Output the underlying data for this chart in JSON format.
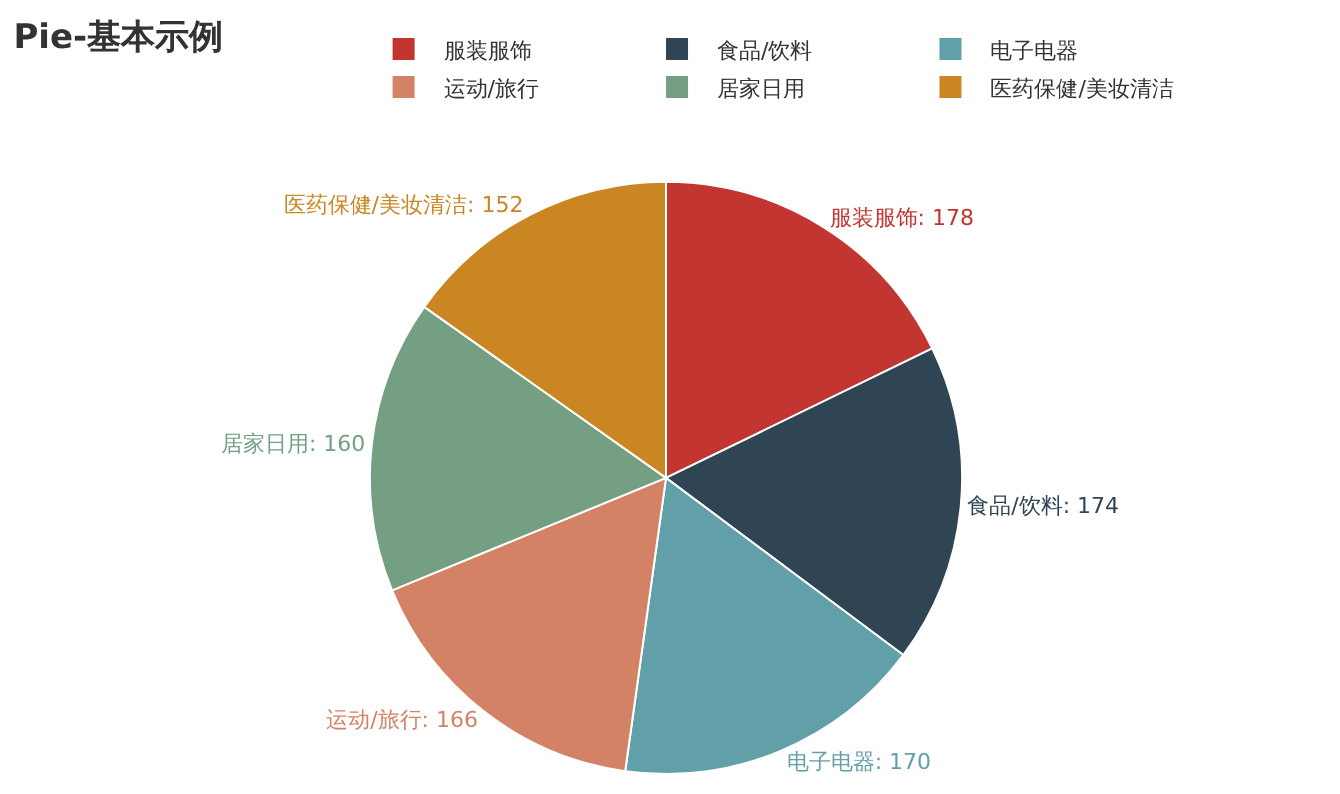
{
  "chart_data": {
    "type": "pie",
    "title": "Pie-基本示例",
    "categories": [
      "服装服饰",
      "食品/饮料",
      "电子电器",
      "运动/旅行",
      "居家日用",
      "医药保健/美妆清洁"
    ],
    "values": [
      178,
      174,
      170,
      166,
      160,
      152
    ],
    "colors": [
      "#c23531",
      "#2f4554",
      "#61a0a8",
      "#d48265",
      "#749f83",
      "#ca8622"
    ],
    "value_labels": [
      "服装服饰: 178",
      "食品/饮料: 174",
      "电子电器: 170",
      "运动/旅行: 166",
      "居家日用: 160",
      "医药保健/美妆清洁: 152"
    ],
    "legend": "top"
  }
}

══════════

* **Short exercise**
Every entry must be written out exactly, with all pictures left out.

* **Written response**
Output the underlying data for this chart in JSON format.
{
  "chart_data": {
    "type": "pie",
    "title": "Pie-基本示例",
    "categories": [
      "服装服饰",
      "食品/饮料",
      "电子电器",
      "运动/旅行",
      "居家日用",
      "医药保健/美妆清洁"
    ],
    "values": [
      178,
      174,
      170,
      166,
      160,
      152
    ],
    "colors": [
      "#c23531",
      "#2f4554",
      "#61a0a8",
      "#d48265",
      "#749f83",
      "#ca8622"
    ],
    "value_labels": [
      "服装服饰: 178",
      "食品/饮料: 174",
      "电子电器: 170",
      "运动/旅行: 166",
      "居家日用: 160",
      "医药保健/美妆清洁: 152"
    ],
    "legend": "top"
  }
}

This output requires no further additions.